= REQUIREMENT =
The records that follow must be repeated verbatim, every one of them.
>> begin SUPPLIED RECORDS
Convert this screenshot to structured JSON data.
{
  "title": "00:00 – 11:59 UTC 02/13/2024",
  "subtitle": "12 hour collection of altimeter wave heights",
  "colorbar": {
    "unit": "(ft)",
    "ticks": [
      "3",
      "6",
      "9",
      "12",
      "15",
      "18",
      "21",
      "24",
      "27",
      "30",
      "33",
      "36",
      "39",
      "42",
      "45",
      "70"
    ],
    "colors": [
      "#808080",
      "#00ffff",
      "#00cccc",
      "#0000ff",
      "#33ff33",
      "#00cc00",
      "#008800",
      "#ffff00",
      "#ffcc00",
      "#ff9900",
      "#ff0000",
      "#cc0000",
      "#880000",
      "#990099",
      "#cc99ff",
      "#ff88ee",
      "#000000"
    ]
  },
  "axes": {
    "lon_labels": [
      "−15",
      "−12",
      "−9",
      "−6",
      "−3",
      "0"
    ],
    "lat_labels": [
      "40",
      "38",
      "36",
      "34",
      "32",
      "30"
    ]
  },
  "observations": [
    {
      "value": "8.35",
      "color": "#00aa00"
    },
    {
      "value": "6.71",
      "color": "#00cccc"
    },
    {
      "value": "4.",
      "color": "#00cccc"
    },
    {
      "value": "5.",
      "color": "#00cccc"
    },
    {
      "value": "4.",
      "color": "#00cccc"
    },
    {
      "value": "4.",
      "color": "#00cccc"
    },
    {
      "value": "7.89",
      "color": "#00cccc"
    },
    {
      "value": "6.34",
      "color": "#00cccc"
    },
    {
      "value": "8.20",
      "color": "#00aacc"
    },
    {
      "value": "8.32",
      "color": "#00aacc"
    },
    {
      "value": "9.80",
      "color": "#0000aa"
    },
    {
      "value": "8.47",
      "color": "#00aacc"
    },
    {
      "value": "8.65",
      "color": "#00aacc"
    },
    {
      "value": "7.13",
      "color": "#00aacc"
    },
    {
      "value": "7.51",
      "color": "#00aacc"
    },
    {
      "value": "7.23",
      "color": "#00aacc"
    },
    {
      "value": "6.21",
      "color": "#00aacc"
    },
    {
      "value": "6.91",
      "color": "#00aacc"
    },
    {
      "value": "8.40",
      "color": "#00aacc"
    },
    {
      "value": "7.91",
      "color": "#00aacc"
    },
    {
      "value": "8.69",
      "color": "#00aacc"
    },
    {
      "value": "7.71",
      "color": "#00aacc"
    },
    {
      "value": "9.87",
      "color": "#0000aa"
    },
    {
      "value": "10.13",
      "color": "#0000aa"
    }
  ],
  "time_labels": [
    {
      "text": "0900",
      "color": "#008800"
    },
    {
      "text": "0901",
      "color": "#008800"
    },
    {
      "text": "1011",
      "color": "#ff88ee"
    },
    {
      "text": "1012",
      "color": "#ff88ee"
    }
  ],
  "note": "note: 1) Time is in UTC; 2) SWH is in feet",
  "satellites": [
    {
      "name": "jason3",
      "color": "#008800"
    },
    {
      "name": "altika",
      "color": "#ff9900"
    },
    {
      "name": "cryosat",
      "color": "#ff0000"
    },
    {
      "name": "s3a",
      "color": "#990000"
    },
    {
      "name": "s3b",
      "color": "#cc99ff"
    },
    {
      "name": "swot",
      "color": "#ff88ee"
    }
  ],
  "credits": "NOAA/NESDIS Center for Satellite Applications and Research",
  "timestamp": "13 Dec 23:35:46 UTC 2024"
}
>> end SUPPLIED RECORDS
= TASK SOLUTION =
Convert this screenshot to structured JSON data.
{
  "title": "00:00 – 11:59 UTC 02/13/2024",
  "subtitle": "12 hour collection of altimeter wave heights",
  "colorbar": {
    "unit": "(ft)",
    "ticks": [
      "3",
      "6",
      "9",
      "12",
      "15",
      "18",
      "21",
      "24",
      "27",
      "30",
      "33",
      "36",
      "39",
      "42",
      "45",
      "70"
    ],
    "colors": [
      "#808080",
      "#00ffff",
      "#00cccc",
      "#0000ff",
      "#33ff33",
      "#00cc00",
      "#008800",
      "#ffff00",
      "#ffcc00",
      "#ff9900",
      "#ff0000",
      "#cc0000",
      "#880000",
      "#990099",
      "#cc99ff",
      "#ff88ee",
      "#000000"
    ]
  },
  "axes": {
    "lon_labels": [
      "−15",
      "−12",
      "−9",
      "−6",
      "−3",
      "0"
    ],
    "lat_labels": [
      "40",
      "38",
      "36",
      "34",
      "32",
      "30"
    ]
  },
  "observations": [
    {
      "value": "8.35",
      "color": "#00aa00"
    },
    {
      "value": "6.71",
      "color": "#00cccc"
    },
    {
      "value": "4.",
      "color": "#00cccc"
    },
    {
      "value": "5.",
      "color": "#00cccc"
    },
    {
      "value": "4.",
      "color": "#00cccc"
    },
    {
      "value": "4.",
      "color": "#00cccc"
    },
    {
      "value": "7.89",
      "color": "#00cccc"
    },
    {
      "value": "6.34",
      "color": "#00cccc"
    },
    {
      "value": "8.20",
      "color": "#00aacc"
    },
    {
      "value": "8.32",
      "color": "#00aacc"
    },
    {
      "value": "9.80",
      "color": "#0000aa"
    },
    {
      "value": "8.47",
      "color": "#00aacc"
    },
    {
      "value": "8.65",
      "color": "#00aacc"
    },
    {
      "value": "7.13",
      "color": "#00aacc"
    },
    {
      "value": "7.51",
      "color": "#00aacc"
    },
    {
      "value": "7.23",
      "color": "#00aacc"
    },
    {
      "value": "6.21",
      "color": "#00aacc"
    },
    {
      "value": "6.91",
      "color": "#00aacc"
    },
    {
      "value": "8.40",
      "color": "#00aacc"
    },
    {
      "value": "7.91",
      "color": "#00aacc"
    },
    {
      "value": "8.69",
      "color": "#00aacc"
    },
    {
      "value": "7.71",
      "color": "#00aacc"
    },
    {
      "value": "9.87",
      "color": "#0000aa"
    },
    {
      "value": "10.13",
      "color": "#0000aa"
    }
  ],
  "time_labels": [
    {
      "text": "0900",
      "color": "#008800"
    },
    {
      "text": "0901",
      "color": "#008800"
    },
    {
      "text": "1011",
      "color": "#ff88ee"
    },
    {
      "text": "1012",
      "color": "#ff88ee"
    }
  ],
  "note": "note: 1) Time is in UTC; 2) SWH is in feet",
  "satellites": [
    {
      "name": "jason3",
      "color": "#008800"
    },
    {
      "name": "altika",
      "color": "#ff9900"
    },
    {
      "name": "cryosat",
      "color": "#ff0000"
    },
    {
      "name": "s3a",
      "color": "#990000"
    },
    {
      "name": "s3b",
      "color": "#cc99ff"
    },
    {
      "name": "swot",
      "color": "#ff88ee"
    }
  ],
  "credits": "NOAA/NESDIS Center for Satellite Applications and Research",
  "timestamp": "13 Dec 23:35:46 UTC 2024"
}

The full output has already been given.